╭─ Available records

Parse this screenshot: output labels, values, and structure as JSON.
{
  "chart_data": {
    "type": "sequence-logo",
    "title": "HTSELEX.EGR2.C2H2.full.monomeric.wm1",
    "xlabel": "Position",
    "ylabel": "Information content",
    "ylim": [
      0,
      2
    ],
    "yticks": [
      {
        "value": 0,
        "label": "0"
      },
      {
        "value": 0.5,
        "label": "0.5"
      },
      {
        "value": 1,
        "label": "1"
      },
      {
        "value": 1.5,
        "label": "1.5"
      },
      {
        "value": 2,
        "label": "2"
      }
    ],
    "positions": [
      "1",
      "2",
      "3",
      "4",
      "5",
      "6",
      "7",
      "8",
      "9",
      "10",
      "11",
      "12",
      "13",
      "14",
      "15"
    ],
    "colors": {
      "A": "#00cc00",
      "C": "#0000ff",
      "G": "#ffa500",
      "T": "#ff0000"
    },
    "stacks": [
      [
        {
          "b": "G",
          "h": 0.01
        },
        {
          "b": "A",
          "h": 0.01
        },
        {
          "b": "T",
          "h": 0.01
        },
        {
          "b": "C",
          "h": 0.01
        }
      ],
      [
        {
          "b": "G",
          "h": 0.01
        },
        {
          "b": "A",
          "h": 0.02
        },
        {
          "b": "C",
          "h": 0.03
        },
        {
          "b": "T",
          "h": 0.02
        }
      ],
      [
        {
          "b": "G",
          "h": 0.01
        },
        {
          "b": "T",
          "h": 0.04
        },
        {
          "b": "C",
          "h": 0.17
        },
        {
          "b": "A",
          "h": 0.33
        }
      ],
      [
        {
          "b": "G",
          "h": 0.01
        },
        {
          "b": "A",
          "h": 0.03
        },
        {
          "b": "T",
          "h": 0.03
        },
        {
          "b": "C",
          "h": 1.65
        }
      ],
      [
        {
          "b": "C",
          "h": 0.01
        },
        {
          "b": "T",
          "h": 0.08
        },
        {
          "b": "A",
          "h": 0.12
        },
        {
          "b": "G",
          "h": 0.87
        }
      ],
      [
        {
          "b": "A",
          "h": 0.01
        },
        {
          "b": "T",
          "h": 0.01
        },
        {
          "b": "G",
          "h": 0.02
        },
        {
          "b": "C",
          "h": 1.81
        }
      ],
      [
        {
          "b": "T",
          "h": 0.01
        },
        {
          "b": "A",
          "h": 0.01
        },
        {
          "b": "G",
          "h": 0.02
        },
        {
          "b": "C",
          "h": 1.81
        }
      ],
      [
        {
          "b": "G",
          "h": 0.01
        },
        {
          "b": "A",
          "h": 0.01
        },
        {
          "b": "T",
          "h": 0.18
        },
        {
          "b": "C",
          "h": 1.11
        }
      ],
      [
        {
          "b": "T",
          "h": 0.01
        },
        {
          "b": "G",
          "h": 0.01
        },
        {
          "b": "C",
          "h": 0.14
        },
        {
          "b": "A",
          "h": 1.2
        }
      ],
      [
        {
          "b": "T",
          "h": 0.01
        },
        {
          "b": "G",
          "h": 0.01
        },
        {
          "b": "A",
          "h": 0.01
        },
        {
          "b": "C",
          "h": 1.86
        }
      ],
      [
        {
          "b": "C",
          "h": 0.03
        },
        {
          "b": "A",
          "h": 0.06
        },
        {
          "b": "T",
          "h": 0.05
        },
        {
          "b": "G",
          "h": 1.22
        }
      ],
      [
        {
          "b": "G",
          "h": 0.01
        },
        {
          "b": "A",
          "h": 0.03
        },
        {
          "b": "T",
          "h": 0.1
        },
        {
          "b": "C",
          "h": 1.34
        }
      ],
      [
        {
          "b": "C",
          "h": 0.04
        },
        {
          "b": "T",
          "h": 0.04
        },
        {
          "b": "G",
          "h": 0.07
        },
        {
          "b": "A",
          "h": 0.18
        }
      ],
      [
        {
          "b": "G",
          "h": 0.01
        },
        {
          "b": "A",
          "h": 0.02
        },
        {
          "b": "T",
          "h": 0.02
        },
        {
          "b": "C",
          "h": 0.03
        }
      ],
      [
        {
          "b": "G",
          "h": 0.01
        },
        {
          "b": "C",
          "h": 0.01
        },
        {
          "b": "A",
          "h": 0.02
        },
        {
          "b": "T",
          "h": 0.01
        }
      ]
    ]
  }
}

╰─

| Problem details |
The entries above must be returned exactly.

| Full answer |
Parse this screenshot: output labels, values, and structure as JSON.
{
  "chart_data": {
    "type": "sequence-logo",
    "title": "HTSELEX.EGR2.C2H2.full.monomeric.wm1",
    "xlabel": "Position",
    "ylabel": "Information content",
    "ylim": [
      0,
      2
    ],
    "yticks": [
      {
        "value": 0,
        "label": "0"
      },
      {
        "value": 0.5,
        "label": "0.5"
      },
      {
        "value": 1,
        "label": "1"
      },
      {
        "value": 1.5,
        "label": "1.5"
      },
      {
        "value": 2,
        "label": "2"
      }
    ],
    "positions": [
      "1",
      "2",
      "3",
      "4",
      "5",
      "6",
      "7",
      "8",
      "9",
      "10",
      "11",
      "12",
      "13",
      "14",
      "15"
    ],
    "colors": {
      "A": "#00cc00",
      "C": "#0000ff",
      "G": "#ffa500",
      "T": "#ff0000"
    },
    "stacks": [
      [
        {
          "b": "G",
          "h": 0.01
        },
        {
          "b": "A",
          "h": 0.01
        },
        {
          "b": "T",
          "h": 0.01
        },
        {
          "b": "C",
          "h": 0.01
        }
      ],
      [
        {
          "b": "G",
          "h": 0.01
        },
        {
          "b": "A",
          "h": 0.02
        },
        {
          "b": "C",
          "h": 0.03
        },
        {
          "b": "T",
          "h": 0.02
        }
      ],
      [
        {
          "b": "G",
          "h": 0.01
        },
        {
          "b": "T",
          "h": 0.04
        },
        {
          "b": "C",
          "h": 0.17
        },
        {
          "b": "A",
          "h": 0.33
        }
      ],
      [
        {
          "b": "G",
          "h": 0.01
        },
        {
          "b": "A",
          "h": 0.03
        },
        {
          "b": "T",
          "h": 0.03
        },
        {
          "b": "C",
          "h": 1.65
        }
      ],
      [
        {
          "b": "C",
          "h": 0.01
        },
        {
          "b": "T",
          "h": 0.08
        },
        {
          "b": "A",
          "h": 0.12
        },
        {
          "b": "G",
          "h": 0.87
        }
      ],
      [
        {
          "b": "A",
          "h": 0.01
        },
        {
          "b": "T",
          "h": 0.01
        },
        {
          "b": "G",
          "h": 0.02
        },
        {
          "b": "C",
          "h": 1.81
        }
      ],
      [
        {
          "b": "T",
          "h": 0.01
        },
        {
          "b": "A",
          "h": 0.01
        },
        {
          "b": "G",
          "h": 0.02
        },
        {
          "b": "C",
          "h": 1.81
        }
      ],
      [
        {
          "b": "G",
          "h": 0.01
        },
        {
          "b": "A",
          "h": 0.01
        },
        {
          "b": "T",
          "h": 0.18
        },
        {
          "b": "C",
          "h": 1.11
        }
      ],
      [
        {
          "b": "T",
          "h": 0.01
        },
        {
          "b": "G",
          "h": 0.01
        },
        {
          "b": "C",
          "h": 0.14
        },
        {
          "b": "A",
          "h": 1.2
        }
      ],
      [
        {
          "b": "T",
          "h": 0.01
        },
        {
          "b": "G",
          "h": 0.01
        },
        {
          "b": "A",
          "h": 0.01
        },
        {
          "b": "C",
          "h": 1.86
        }
      ],
      [
        {
          "b": "C",
          "h": 0.03
        },
        {
          "b": "A",
          "h": 0.06
        },
        {
          "b": "T",
          "h": 0.05
        },
        {
          "b": "G",
          "h": 1.22
        }
      ],
      [
        {
          "b": "G",
          "h": 0.01
        },
        {
          "b": "A",
          "h": 0.03
        },
        {
          "b": "T",
          "h": 0.1
        },
        {
          "b": "C",
          "h": 1.34
        }
      ],
      [
        {
          "b": "C",
          "h": 0.04
        },
        {
          "b": "T",
          "h": 0.04
        },
        {
          "b": "G",
          "h": 0.07
        },
        {
          "b": "A",
          "h": 0.18
        }
      ],
      [
        {
          "b": "G",
          "h": 0.01
        },
        {
          "b": "A",
          "h": 0.02
        },
        {
          "b": "T",
          "h": 0.02
        },
        {
          "b": "C",
          "h": 0.03
        }
      ],
      [
        {
          "b": "G",
          "h": 0.01
        },
        {
          "b": "C",
          "h": 0.01
        },
        {
          "b": "A",
          "h": 0.02
        },
        {
          "b": "T",
          "h": 0.01
        }
      ]
    ]
  }
}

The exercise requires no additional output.